* [Provided text]:
◇ ◇ ◇
# 2021 Galveston Classic Fly Fishing Tournament



## jay.bush1434 (Dec 27, 2014)

I'm fishing it. Going to be a grind for sure and a wet one at that. If not from the rain, for sure from the chop. 15-25mph SSE on West Gbay is a guaranteed saltwater shower.


----------



## flynut (Sep 7, 2015)

Yes sir!


----------



## Jred (Sep 22, 2013)

I feel like weather for this is terrible every year, why don’t they move it to later in summer?


----------



## flynut (Sep 7, 2015)

Worst summer for fly fishing I can ever remember. We have lost a lot of grass in West bay. SUCKS


----------



## ifsteve (Jul 1, 2010)

Good luck all. Have fun and be safe. Give em hell Jay.


----------



## flynut (Sep 7, 2015)

Did anybody put fish on the board?


----------



## sjrobin (Jul 13, 2015)

Yes. Four teams around the three fish eighty inch mark casting at floaters, swirls, and wakes


----------



## flynut (Sep 7, 2015)

That's nice. Hopefully better weather tomorrow. I plan at being at the weigh in tomorrow.


----------



## jay.bush1434 (Dec 27, 2014)

flynut said:


> Worst summer for fly fishing I can ever remember. We have lost a lot of grass in West bay. SUCKS


We were talking about the loss of grass a couple days ago. West bay may take 2 or 3 years to recover from the loss of grass. We could be in for a few years of really sucky fly fishing in West bay


----------



## flynut (Sep 7, 2015)
◇ ◇ ◇
* [Stated exercise]:
Answer from the Galveston tournament thread:
(a) What wind speed and direction does jay.bush1434 give for West Gbay?
(b) How many teams were around the three fish eighty inch mark?
(c) How long might West bay take to recover from the loss of grass?
The rows that come next are not needed.

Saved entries
◇ ◇ ◇
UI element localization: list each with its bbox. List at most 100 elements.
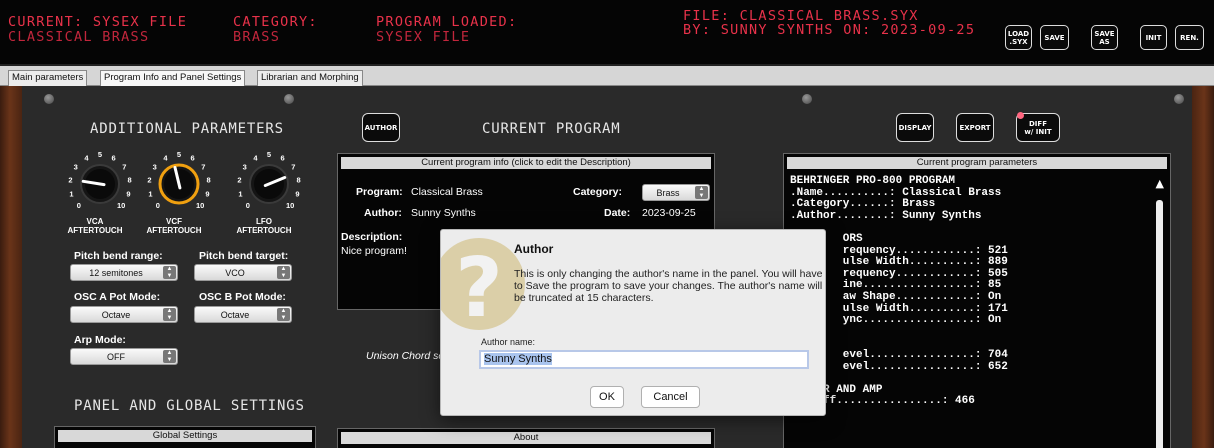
init-button[interactable]: INIT — [1140, 25, 1167, 50]
osc-a-pot-mode-value: Octave — [101, 310, 131, 320]
knob-scale-tick: 4 — [253, 153, 258, 162]
current-program-title: CURRENT PROGRAM — [482, 121, 621, 137]
lfo-aftertouch-label: LFO AFTERTOUCH — [229, 217, 299, 235]
select-arrows-icon: ▲ ▼ — [163, 266, 176, 279]
osc-b-pot-mode-value: Octave — [220, 310, 250, 320]
global-settings-box: Global Settings — [54, 426, 316, 448]
save-button[interactable]: SAVE — [1040, 25, 1069, 50]
about-header: About — [341, 432, 711, 444]
lcd-category-value: BRASS — [233, 29, 281, 45]
knob-scale-tick: 2 — [147, 175, 151, 184]
osc-b-pot-mode-label: OSC B Pot Mode: — [199, 291, 286, 303]
knob-scale-tick: 9 — [295, 189, 299, 198]
vcf-label-line2: AFTERTOUCH — [146, 226, 202, 235]
screw-icon — [1174, 94, 1184, 104]
arp-mode-label: Arp Mode: — [74, 334, 126, 346]
scrollbar-thumb[interactable] — [1156, 200, 1163, 448]
pitch-bend-target-label: Pitch bend target: — [199, 250, 289, 262]
description-key: Description: — [341, 231, 403, 243]
parameter-line: BEHRINGER PRO-800 PROGRAM — [790, 175, 956, 187]
aftertouch-knob[interactable]: 01 234 5 678 910 — [68, 150, 131, 210]
aftertouch-knob-group: 01234 5 678910 01234 5 678910 01234 5 678910 — [68, 150, 300, 210]
init-button-label: INIT — [1145, 33, 1162, 42]
lfo-label-line1: LFO — [256, 217, 272, 226]
knob-scale-tick: 10 — [286, 201, 294, 210]
ok-button[interactable]: OK — [590, 386, 624, 408]
screw-icon — [802, 94, 812, 104]
select-arrows-icon: ▲ ▼ — [277, 308, 290, 321]
select-arrows-icon: ▲ ▼ — [277, 266, 290, 279]
category-select[interactable]: Brass ▲ ▼ — [642, 184, 710, 201]
diff-indicator-icon — [1017, 112, 1024, 119]
program-parameters-header: Current program parameters — [787, 157, 1167, 169]
knob-scale-tick: 3 — [243, 162, 247, 171]
knob-scale-tick: 5 — [177, 150, 181, 159]
osc-a-pot-mode-label: OSC A Pot Mode: — [74, 291, 161, 303]
pitch-bend-range-select[interactable]: 12 semitones ▲ ▼ — [70, 264, 178, 281]
ok-button-label: OK — [599, 391, 615, 403]
knob-scale-tick: 4 — [84, 153, 89, 162]
rename-button[interactable]: REN. — [1175, 25, 1204, 50]
aftertouch-knob[interactable]: 01 234 5 678 910 — [147, 150, 210, 210]
knob-scale-tick: 9 — [126, 189, 130, 198]
osc-a-pot-mode-select[interactable]: Octave ▲ ▼ — [70, 306, 178, 323]
pitch-bend-range-value: 12 semitones — [89, 268, 143, 278]
author-key: Author: — [364, 207, 402, 219]
cancel-button[interactable]: Cancel — [641, 386, 700, 408]
arp-mode-select[interactable]: OFF ▲ ▼ — [70, 348, 178, 365]
description-value: Nice program! — [341, 245, 407, 257]
vca-aftertouch-label: VCA AFTERTOUCH — [60, 217, 130, 235]
additional-parameters-title: ADDITIONAL PARAMETERS — [90, 121, 284, 137]
osc-b-pot-mode-select[interactable]: Octave ▲ ▼ — [194, 306, 292, 323]
display-button[interactable]: DISPLAY — [896, 113, 934, 142]
global-settings-header: Global Settings — [58, 430, 312, 442]
lcd-category-label: CATEGORY: — [233, 14, 318, 30]
aftertouch-knob[interactable]: 01 234 5 678 910 — [237, 150, 300, 210]
wood-side-right — [1192, 86, 1214, 448]
tab-librarian[interactable]: Librarian and Morphing — [257, 70, 363, 86]
author-name-label: Author name: — [481, 337, 536, 347]
program-value: Classical Brass — [411, 186, 483, 198]
lcd-display-bar: CURRENT: SYSEX FILE CLASSICAL BRASS CATE… — [0, 0, 1214, 66]
diff-line1: DIFF — [1029, 119, 1047, 128]
author-button-label: AUTHOR — [364, 123, 398, 132]
select-arrows-icon: ▲ ▼ — [163, 308, 176, 321]
knob-scale-tick: 6 — [112, 153, 116, 162]
save-as-button[interactable]: SAVE AS — [1091, 25, 1118, 50]
arp-mode-value: OFF — [107, 352, 125, 362]
knob-scale-tick: 2 — [68, 175, 72, 184]
knob-scale-tick: 1 — [69, 189, 73, 198]
scroll-up-icon[interactable]: ▲ — [1156, 177, 1164, 190]
export-button[interactable]: EXPORT — [956, 113, 994, 142]
knob-scale-tick: 7 — [122, 162, 126, 171]
dialog-message: This is only changing the author's name … — [514, 268, 823, 304]
knob-scale-tick: 1 — [148, 189, 152, 198]
knob-scale-tick: 10 — [117, 201, 125, 210]
vcf-label-line1: VCF — [166, 217, 182, 226]
knob-scale-tick: 7 — [291, 162, 295, 171]
panel-global-title: PANEL AND GLOBAL SETTINGS — [74, 398, 305, 414]
knob-scale-tick: 6 — [191, 153, 195, 162]
date-value: 2023-09-25 — [642, 207, 696, 219]
knob-scale-tick: 3 — [74, 162, 78, 171]
cancel-button-label: Cancel — [653, 391, 688, 403]
knob-scale-tick: 7 — [201, 162, 205, 171]
knob-scale-tick: 8 — [297, 175, 301, 184]
tab-program-info[interactable]: Program Info and Panel Settings — [100, 70, 246, 86]
knob-scale-tick: 6 — [281, 153, 285, 162]
knob-scale-tick: 0 — [246, 201, 250, 210]
pitch-bend-target-select[interactable]: VCO ▲ ▼ — [194, 264, 292, 281]
load-syx-button[interactable]: LOAD .SYX — [1005, 25, 1032, 50]
knob-scale-tick: 8 — [207, 175, 211, 184]
rename-button-label: REN. — [1180, 33, 1199, 42]
knob-scale-tick: 5 — [98, 150, 102, 159]
screw-icon — [44, 94, 54, 104]
vcf-aftertouch-label: VCF AFTERTOUCH — [139, 217, 209, 235]
current-program-info-header: Current program info (click to edit the … — [341, 157, 711, 169]
tab-main-parameters[interactable]: Main parameters — [8, 70, 88, 86]
author-button[interactable]: AUTHOR — [362, 113, 400, 142]
knob-scale-tick: 8 — [128, 175, 132, 184]
lcd-program-loaded-label: PROGRAM LOADED: — [376, 14, 518, 30]
pitch-bend-range-label: Pitch bend range: — [74, 250, 163, 262]
author-name-input[interactable]: Sunny Synths — [479, 350, 809, 369]
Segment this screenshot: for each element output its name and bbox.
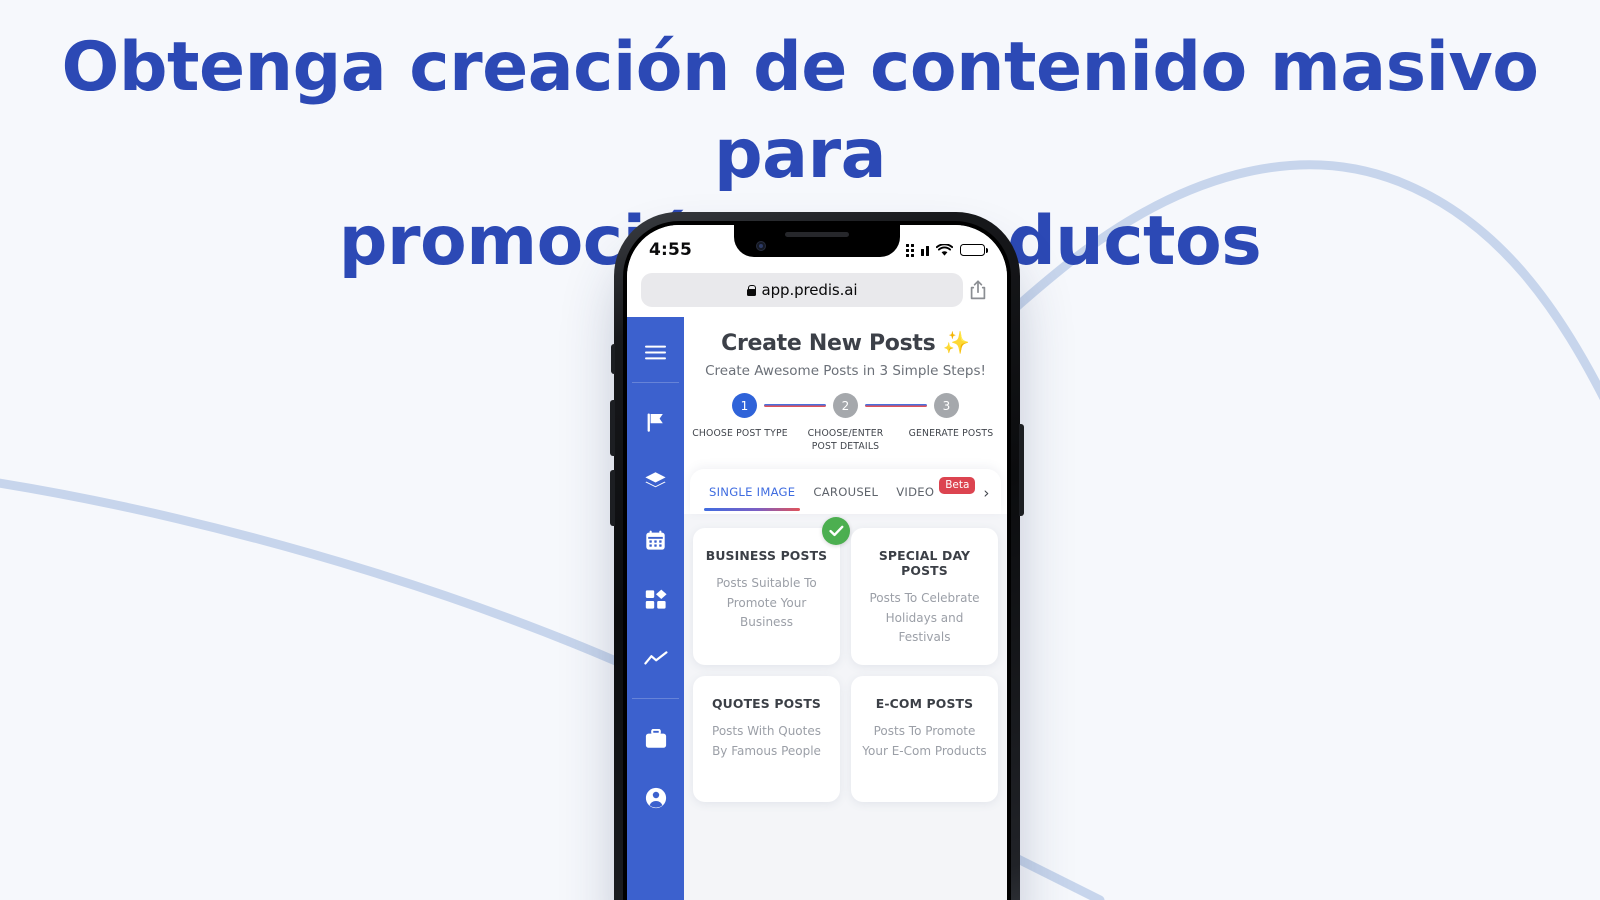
status-icons [906, 243, 988, 257]
card-description: Posts To Promote Your E-Com Products [862, 724, 987, 758]
hamburger-menu-icon [645, 345, 666, 360]
beta-badge: Beta [939, 477, 976, 495]
post-type-tabs: SINGLE IMAGE CAROUSEL VIDEO Beta › [690, 469, 1001, 515]
step-label-3: GENERATE POSTS [908, 428, 994, 439]
step-label-2: CHOOSE/ENTER POST DETAILS [807, 428, 884, 452]
url-address-bar[interactable]: app.predis.ai [641, 273, 963, 307]
card-description: Posts Suitable To Promote Your Business [716, 576, 817, 629]
post-type-card-ecom[interactable]: E-COM POSTS Posts To Promote Your E-Com … [851, 676, 998, 803]
sidebar-item-analytics[interactable] [627, 629, 684, 688]
signal-icon [906, 243, 914, 257]
share-icon [970, 280, 986, 300]
step-circle-1[interactable]: 1 [732, 393, 757, 418]
status-time: 4:55 [649, 240, 693, 260]
sidebar-divider-bottom [632, 698, 679, 699]
card-description: Posts With Quotes By Famous People [712, 724, 821, 758]
sidebar-item-flag[interactable] [627, 393, 684, 452]
wifi-icon [936, 243, 953, 256]
card-title: SPECIAL DAY POSTS [878, 548, 971, 579]
post-type-cards-grid: BUSINESS POSTS Posts Suitable To Promote… [693, 517, 998, 803]
tabs-next-chevron-icon[interactable]: › [979, 481, 991, 514]
step-circle-2[interactable]: 2 [833, 393, 858, 418]
sidebar-divider-top [632, 382, 679, 383]
phone-power-button[interactable] [1019, 424, 1024, 516]
tab-video[interactable]: VIDEO [887, 481, 943, 511]
layers-icon [645, 472, 666, 488]
phone-mockup: 4:55 app.predis.ai Create New Posts ✨ Cr… [610, 212, 1024, 900]
sidebar-item-layers[interactable] [627, 452, 684, 511]
card-title: E-COM POSTS [875, 696, 974, 712]
sidebar-item-menu[interactable] [627, 323, 684, 382]
share-button[interactable] [963, 280, 993, 300]
check-circle-icon [822, 517, 850, 546]
lock-icon [746, 284, 757, 296]
page-subtitle: Create Awesome Posts in 3 Simple Steps! [705, 363, 986, 379]
sidebar-item-calendar[interactable] [627, 511, 684, 570]
front-camera-icon [756, 241, 766, 251]
sidebar-item-dashboard[interactable] [627, 570, 684, 629]
phone-volume-down-button[interactable] [610, 470, 615, 526]
tab-single-image[interactable]: SINGLE IMAGE [700, 481, 804, 512]
flag-icon [647, 413, 663, 432]
card-title: BUSINESS POSTS [705, 548, 828, 564]
post-type-card-business[interactable]: BUSINESS POSTS Posts Suitable To Promote… [693, 517, 850, 666]
progress-stepper: 1 2 3 [684, 393, 1007, 418]
stepper-labels: CHOOSE POST TYPE CHOOSE/ENTER POST DETAI… [684, 428, 1007, 453]
step-label-1: CHOOSE POST TYPE [692, 428, 788, 439]
app-body: Create New Posts ✨ Create Awesome Posts … [627, 317, 1007, 900]
calendar-icon [646, 530, 665, 550]
account-circle-icon [645, 787, 666, 808]
briefcase-icon [645, 728, 666, 748]
card-title: QUOTES POSTS [712, 696, 821, 712]
tab-carousel[interactable]: CAROUSEL [804, 481, 887, 511]
page-title: Create New Posts ✨ [721, 331, 970, 356]
app-sidebar [627, 317, 684, 900]
sidebar-item-business[interactable] [627, 709, 684, 768]
trending-chart-icon [643, 651, 667, 665]
signal-bars-icon [921, 245, 929, 256]
app-main-content: Create New Posts ✨ Create Awesome Posts … [684, 317, 1007, 900]
step-circle-3[interactable]: 3 [934, 393, 959, 418]
phone-volume-up-button[interactable] [610, 400, 615, 456]
post-type-card-special-day[interactable]: SPECIAL DAY POSTS Posts To Celebrate Hol… [851, 528, 998, 666]
sidebar-item-account[interactable] [627, 768, 684, 827]
phone-frame: 4:55 app.predis.ai Create New Posts ✨ Cr… [610, 212, 1024, 900]
url-text: app.predis.ai [761, 281, 858, 299]
step-connector-1 [764, 404, 826, 407]
dashboard-grid-icon [645, 589, 667, 609]
step-connector-2 [865, 404, 927, 407]
earpiece-speaker [785, 232, 849, 237]
page-root: Obtenga creación de contenido masivo par… [0, 0, 1600, 900]
phone-silent-switch[interactable] [611, 344, 615, 374]
card-description: Posts To Celebrate Holidays and Festival… [869, 591, 980, 644]
post-type-cards-area: BUSINESS POSTS Posts Suitable To Promote… [684, 514, 1007, 900]
headline-line-1: Obtenga creación de contenido masivo par… [61, 28, 1539, 195]
battery-icon [960, 244, 988, 256]
phone-notch [734, 225, 900, 257]
post-type-card-quotes[interactable]: QUOTES POSTS Posts With Quotes By Famous… [693, 676, 840, 803]
phone-screen: 4:55 app.predis.ai Create New Posts ✨ Cr… [627, 225, 1007, 900]
browser-toolbar: app.predis.ai [627, 271, 1007, 317]
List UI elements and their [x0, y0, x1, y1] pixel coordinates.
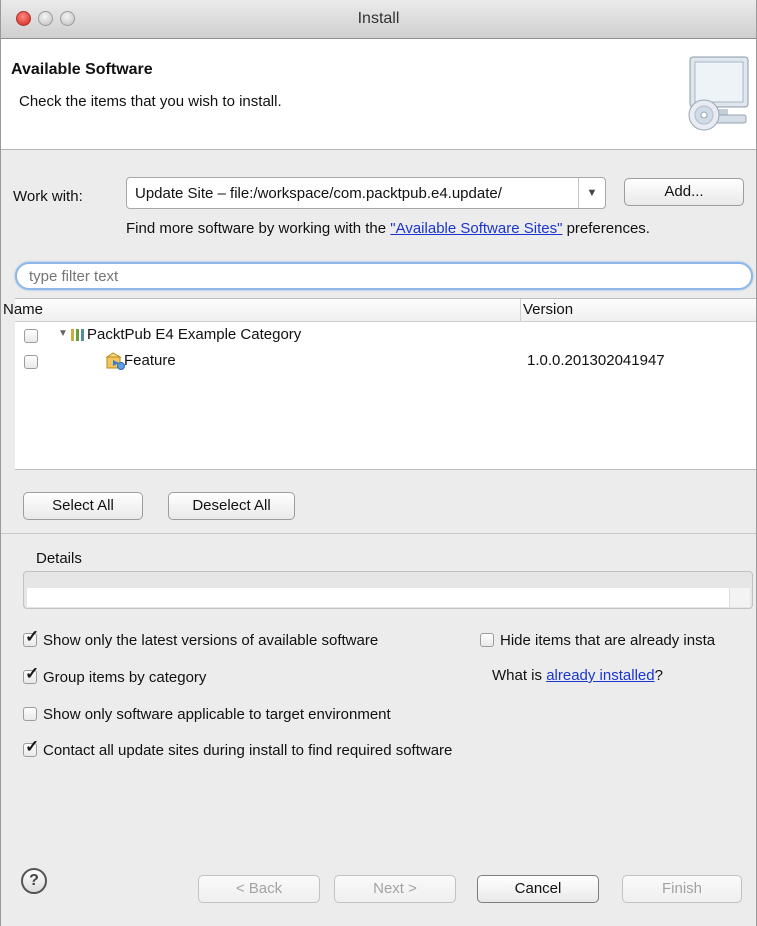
row-checkbox[interactable] [24, 329, 38, 343]
table-header: Name Version [3, 299, 756, 322]
row-checkbox[interactable] [24, 355, 38, 369]
details-scrollbar[interactable] [729, 588, 750, 607]
deselect-all-button[interactable]: Deselect All [168, 492, 295, 520]
hide-installed-checkbox[interactable] [480, 633, 494, 647]
column-header-name[interactable]: Name [3, 301, 43, 318]
option-label: Show only the latest versions of availab… [43, 632, 379, 649]
option-group-by-category[interactable]: ✓ Group items by category [23, 665, 207, 686]
window-title: Install [357, 10, 400, 27]
available-software-sites-link[interactable]: "Available Software Sites" [390, 220, 562, 237]
finish-button[interactable]: Finish [622, 875, 742, 903]
work-with-label: Work with: [13, 188, 83, 205]
table-row[interactable]: ▼ PacktPub E4 Example Category [15, 323, 756, 349]
separator [1, 533, 756, 534]
option-contact-all-sites[interactable]: ✓ Contact all update sites during install… [23, 738, 453, 759]
target-environment-checkbox[interactable] [23, 707, 37, 721]
option-hide-installed[interactable]: Hide items that are already insta [480, 632, 715, 649]
page-title: Available Software [11, 61, 153, 78]
details-text[interactable] [27, 588, 729, 607]
install-dialog: Install Available Software Check the ite… [0, 0, 757, 926]
column-separator[interactable] [520, 299, 521, 321]
title-bar: Install [1, 0, 756, 39]
help-icon[interactable]: ? [21, 868, 47, 894]
back-button[interactable]: < Back [198, 875, 320, 903]
cancel-button[interactable]: Cancel [477, 875, 599, 903]
install-wizard-icon [688, 56, 749, 131]
expand-triangle-icon[interactable]: ▼ [58, 328, 68, 339]
column-header-version[interactable]: Version [523, 301, 573, 318]
add-site-button[interactable]: Add... [624, 178, 744, 206]
option-show-latest[interactable]: ✓ Show only the latest versions of availa… [23, 628, 379, 649]
row-name: Feature [124, 352, 176, 369]
table-row[interactable]: Feature 1.0.0.201302041947 [15, 349, 756, 375]
option-label: Hide items that are already insta [500, 632, 716, 649]
find-more-prefix: Find more software by working with the [126, 220, 391, 237]
option-label: Group items by category [43, 669, 207, 686]
work-with-combo[interactable]: Update Site – file:/workspace/com.packtp… [126, 177, 606, 209]
category-icon [71, 329, 84, 341]
find-more-text: Find more software by working with the "… [126, 220, 650, 237]
row-name: PacktPub E4 Example Category [87, 326, 302, 343]
details-area [23, 571, 753, 609]
find-more-suffix: preferences. [562, 220, 650, 237]
header-banner: Available Software Check the items that … [1, 39, 756, 150]
option-label: Show only software applicable to target … [43, 706, 391, 723]
select-all-button[interactable]: Select All [23, 492, 143, 520]
group-by-category-checkbox[interactable]: ✓ [23, 665, 39, 684]
contact-all-sites-checkbox[interactable]: ✓ [23, 738, 39, 757]
filter-input[interactable] [27, 267, 731, 286]
what-is-prefix: What is [492, 667, 547, 684]
feature-icon [105, 352, 125, 370]
filter-field[interactable] [15, 262, 753, 290]
page-description: Check the items that you wish to install… [19, 93, 282, 110]
row-version: 1.0.0.201302041947 [527, 352, 665, 369]
show-latest-checkbox[interactable]: ✓ [23, 628, 39, 647]
what-is-installed-text: What is already installed? [492, 667, 663, 684]
already-installed-link[interactable]: already installed [546, 667, 654, 684]
what-is-suffix: ? [654, 667, 663, 684]
work-with-value: Update Site – file:/workspace/com.packtp… [135, 185, 502, 202]
details-label: Details [36, 550, 82, 567]
next-button[interactable]: Next > [334, 875, 456, 903]
option-target-environment[interactable]: Show only software applicable to target … [23, 706, 391, 723]
software-tree-table: Name Version ▼ PacktPub E4 Example Categ… [3, 298, 756, 470]
option-label: Contact all update sites during install … [43, 742, 453, 759]
chevron-down-icon[interactable]: ▼ [578, 178, 605, 208]
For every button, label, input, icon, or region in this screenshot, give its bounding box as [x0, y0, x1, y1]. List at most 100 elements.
◇ ◇ ◇
* [Full response]:
(a) 15-25mph SSE
(b) Four
(c) 2 or 3 years